## Set exercise
Copy the lines of the material below exactly as they appear, leaving out the pictures.

## Records shown
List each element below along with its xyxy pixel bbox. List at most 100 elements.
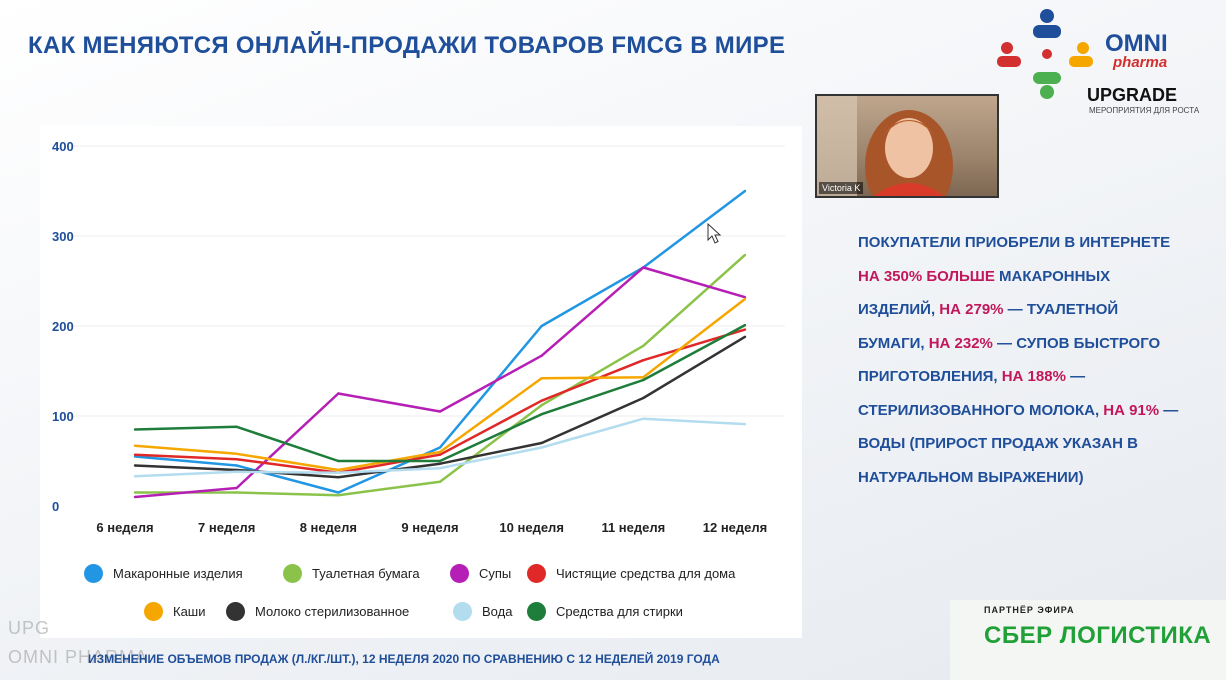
x-tick-label-0: 6 неделя [96,520,153,535]
y-tick-label-1: 100 [52,409,74,424]
data-point-5-4 [540,441,543,445]
data-point-3-3 [438,453,442,456]
insight-text: ПОКУПАТЕЛИ ПРИОБРЕЛИ В ИНТЕРНЕТЕ НА 350%… [858,226,1188,494]
insight-highlight-1: НА 279% [939,301,1004,318]
line-chart: 0 100 200 300 400 6 неделя 7 неделя 8 неделя 9 н… [52,139,785,535]
data-point-4-4 [540,377,543,380]
data-point-4-2 [337,468,340,472]
data-point-2-5 [642,266,645,269]
data-point-3-4 [540,399,543,402]
y-tick-label-0: 0 [52,499,59,514]
legend-item-3: Чистящие средства для дома [527,564,735,583]
data-point-5-5 [642,396,645,400]
data-point-2-2 [337,392,340,395]
participant-video-icon [817,96,953,196]
data-point-6-5 [642,417,645,420]
cursor-icon [707,222,722,244]
data-point-4-3 [438,450,442,454]
x-tick-label-1: 7 неделя [198,520,255,535]
data-point-0-6 [743,189,747,193]
legend-label-2: Супы [479,566,512,581]
y-tick-label-3: 300 [52,229,74,244]
series-line-4 [134,298,746,472]
legend-label-7: Средства для стирки [556,604,683,619]
watermark-line-1: UPG [8,618,51,638]
data-point-5-6 [743,335,747,338]
legend-label-3: Чистящие средства для дома [556,566,736,581]
partner-label: ПАРТНЁР ЭФИРА [984,605,1075,615]
data-point-1-4 [540,404,543,407]
logo-event: UPGRADE [1087,85,1178,105]
x-tick-label-4: 10 неделя [499,520,563,535]
x-tick-label-5: 11 неделя [601,520,665,535]
logo-brand: OMNI [1105,30,1168,57]
data-point-4-0 [133,444,137,447]
data-point-7-1 [235,425,238,428]
data-point-3-5 [642,359,645,362]
data-point-1-1 [235,491,238,494]
logo-figures-icon [997,9,1093,99]
insight-segment-4: — СТЕРИЛИЗОВАННОГО МОЛОКА, [858,368,1104,419]
legend-item-5: Молоко стерилизованное [226,602,409,621]
partner-banner: ПАРТНЁР ЭФИРА СБЕР ЛОГИСТИКА [950,600,1226,680]
data-point-0-2 [337,491,340,494]
data-point-3-6 [743,328,747,331]
data-point-4-5 [642,376,645,379]
insight-highlight-4: НА 91% [1103,401,1160,419]
chart-footnote: ИЗМЕНЕНИЕ ОБЪЕМОВ ПРОДАЖ (Л./КГ./ШТ.), 1… [88,652,720,666]
chart-panel: 0 100 200 300 400 6 неделя 7 неделя 8 неделя 9 н… [40,126,802,638]
legend-label-0: Макаронные изделия [113,566,243,581]
legend-color-4 [144,602,163,621]
legend-item-4: Каши [144,602,206,621]
data-point-4-1 [235,452,238,455]
data-point-7-6 [743,323,747,327]
data-point-2-1 [235,486,238,490]
data-point-6-2 [337,471,340,474]
legend-item-1: Туалетная бумага [283,564,420,583]
data-point-2-0 [133,495,137,499]
insight-highlight-2: НА 232% [928,334,993,352]
data-point-5-2 [337,476,340,479]
data-point-3-0 [133,453,137,456]
legend-item-0: Макаронные изделия [84,564,243,583]
data-point-2-6 [743,296,747,299]
data-point-2-4 [540,354,543,357]
data-point-0-1 [235,464,238,467]
legend-item-2: Супы [450,564,511,583]
logo-script: pharma [1113,54,1168,71]
data-point-1-2 [337,494,340,497]
insight-segment-0: ПОКУПАТЕЛИ ПРИОБРЕЛИ В ИНТЕРНЕТЕ [858,234,1171,251]
insight-segment-1: МАКАРОННЫХ ИЗДЕЛИЙ, [858,267,1111,319]
insight-segment-5: — ВОДЫ (ПРИРОСТ ПРОДАЖ УКАЗАН В НАТУРАЛЬ… [858,401,1179,486]
legend-label-1: Туалетная бумага [312,566,420,581]
data-point-7-3 [438,459,442,463]
data-point-7-5 [642,378,645,382]
data-point-0-3 [438,446,442,449]
data-point-4-6 [743,297,747,301]
legend-item-6: Вода [453,602,512,621]
insight-segment-3: — СУПОВ БЫСТРОГО ПРИГОТОВЛЕНИЯ, [858,334,1161,386]
logo-tagline: МЕРОПРИЯТИЯ ДЛЯ РОСТА [1089,106,1200,115]
data-point-1-3 [438,480,442,483]
data-point-1-5 [642,344,645,347]
data-point-6-0 [133,475,137,478]
data-point-6-4 [540,446,543,449]
webcam-tile[interactable]: Victoria K [815,94,999,198]
data-point-7-4 [540,413,543,416]
legend-item-7: Средства для стирки [527,602,683,621]
data-point-1-0 [133,491,137,494]
legend-color-2 [450,564,469,583]
legend-color-0 [84,564,103,583]
legend-color-5 [226,602,245,621]
legend-label-4: Каши [173,604,206,619]
x-tick-label-6: 12 неделя [703,520,767,535]
x-tick-label-2: 8 неделя [300,520,357,535]
watermark-line-2: OMNI PHARMA [8,647,149,667]
insight-highlight-0: НА 350% БОЛЬШЕ [858,267,995,285]
data-point-6-1 [235,470,238,473]
data-point-0-4 [540,324,543,328]
legend-label-5: Молоко стерилизованное [255,604,410,619]
x-tick-label-3: 9 неделя [401,520,458,535]
insight-highlight-3: НА 188% [1001,368,1066,385]
data-point-6-3 [438,467,442,470]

## Result of this exercise
List each element below along with its xyxy pixel bbox. List at most 100 elements.
x-tick-label-0: 6 неделя [96,520,153,535]
y-tick-label-1: 100 [52,409,74,424]
data-point-5-4 [540,441,543,445]
data-point-3-3 [438,453,442,456]
insight-text: ПОКУПАТЕЛИ ПРИОБРЕЛИ В ИНТЕРНЕТЕ НА 350%… [858,226,1188,494]
insight-highlight-1: НА 279% [939,301,1004,318]
line-chart: 0 100 200 300 400 6 неделя 7 неделя 8 неделя 9 н… [52,139,785,535]
data-point-4-4 [540,377,543,380]
data-point-4-2 [337,468,340,472]
data-point-2-5 [642,266,645,269]
data-point-3-4 [540,399,543,402]
y-tick-label-0: 0 [52,499,59,514]
legend-item-3: Чистящие средства для дома [527,564,735,583]
data-point-5-5 [642,396,645,400]
data-point-2-2 [337,392,340,395]
participant-video-icon [817,96,953,196]
data-point-6-5 [642,417,645,420]
cursor-icon [707,222,722,244]
data-point-4-3 [438,450,442,454]
x-tick-label-1: 7 неделя [198,520,255,535]
data-point-0-6 [743,189,747,193]
legend-label-2: Супы [479,566,512,581]
y-tick-label-3: 300 [52,229,74,244]
series-line-4 [134,298,746,472]
legend-label-7: Средства для стирки [556,604,683,619]
watermark-line-1: UPG [8,618,51,638]
data-point-5-6 [743,335,747,338]
legend-label-3: Чистящие средства для дома [556,566,736,581]
partner-label: ПАРТНЁР ЭФИРА [984,605,1075,615]
data-point-1-4 [540,404,543,407]
logo-event: UPGRADE [1087,85,1178,105]
x-tick-label-4: 10 неделя [499,520,563,535]
x-tick-label-5: 11 неделя [601,520,665,535]
logo-brand: OMNI [1105,30,1168,57]
data-point-4-0 [133,444,137,447]
data-point-7-1 [235,425,238,428]
data-point-3-5 [642,359,645,362]
data-point-1-1 [235,491,238,494]
logo-figures-icon [997,9,1093,99]
insight-segment-4: — СТЕРИЛИЗОВАННОГО МОЛОКА, [858,368,1104,419]
legend-item-5: Молоко стерилизованное [226,602,409,621]
partner-banner: ПАРТНЁР ЭФИРА СБЕР ЛОГИСТИКА [950,600,1226,680]
data-point-0-2 [337,491,340,494]
data-point-3-6 [743,328,747,331]
data-point-4-5 [642,376,645,379]
insight-highlight-4: НА 91% [1103,401,1160,419]
chart-footnote: ИЗМЕНЕНИЕ ОБЪЕМОВ ПРОДАЖ (Л./КГ./ШТ.), 1… [88,652,720,666]
chart-panel: 0 100 200 300 400 6 неделя 7 неделя 8 неделя 9 н… [40,126,802,638]
legend-label-0: Макаронные изделия [113,566,243,581]
legend-color-4 [144,602,163,621]
legend-item-4: Каши [144,602,206,621]
data-point-4-1 [235,452,238,455]
data-point-7-6 [743,323,747,327]
data-point-2-1 [235,486,238,490]
data-point-6-2 [337,471,340,474]
legend-item-1: Туалетная бумага [283,564,420,583]
data-point-2-0 [133,495,137,499]
insight-highlight-2: НА 232% [928,334,993,352]
data-point-5-2 [337,476,340,479]
data-point-3-0 [133,453,137,456]
legend-item-0: Макаронные изделия [84,564,243,583]
data-point-2-6 [743,296,747,299]
data-point-2-4 [540,354,543,357]
data-point-0-1 [235,464,238,467]
legend-item-2: Супы [450,564,511,583]
logo-script: pharma [1113,54,1168,71]
data-point-1-2 [337,494,340,497]
insight-segment-0: ПОКУПАТЕЛИ ПРИОБРЕЛИ В ИНТЕРНЕТЕ [858,234,1171,251]
insight-segment-1: МАКАРОННЫХ ИЗДЕЛИЙ, [858,267,1111,319]
insight-segment-5: — ВОДЫ (ПРИРОСТ ПРОДАЖ УКАЗАН В НАТУРАЛЬ… [858,401,1179,486]
legend-label-1: Туалетная бумага [312,566,420,581]
data-point-7-3 [438,459,442,463]
data-point-7-5 [642,378,645,382]
data-point-0-3 [438,446,442,449]
data-point-4-6 [743,297,747,301]
legend-item-6: Вода [453,602,512,621]
insight-segment-3: — СУПОВ БЫСТРОГО ПРИГОТОВЛЕНИЯ, [858,334,1161,386]
logo-tagline: МЕРОПРИЯТИЯ ДЛЯ РОСТА [1089,106,1200,115]
data-point-1-3 [438,480,442,483]
data-point-1-5 [642,344,645,347]
data-point-6-0 [133,475,137,478]
data-point-6-4 [540,446,543,449]
webcam-tile[interactable]: Victoria K [815,94,999,198]
data-point-7-4 [540,413,543,416]
legend-item-7: Средства для стирки [527,602,683,621]
data-point-1-0 [133,491,137,494]
legend-color-2 [450,564,469,583]
legend-color-0 [84,564,103,583]
legend-color-5 [226,602,245,621]
legend-label-4: Каши [173,604,206,619]
x-tick-label-6: 12 неделя [703,520,767,535]
x-tick-label-2: 8 неделя [300,520,357,535]
watermark-line-2: OMNI PHARMA [8,647,149,667]
insight-highlight-0: НА 350% БОЛЬШЕ [858,267,995,285]
data-point-6-1 [235,470,238,473]
data-point-0-4 [540,324,543,328]
legend-label-5: Молоко стерилизованное [255,604,410,619]
x-tick-label-3: 9 неделя [401,520,458,535]
insight-highlight-3: НА 188% [1001,368,1066,385]
data-point-6-3 [438,467,442,470]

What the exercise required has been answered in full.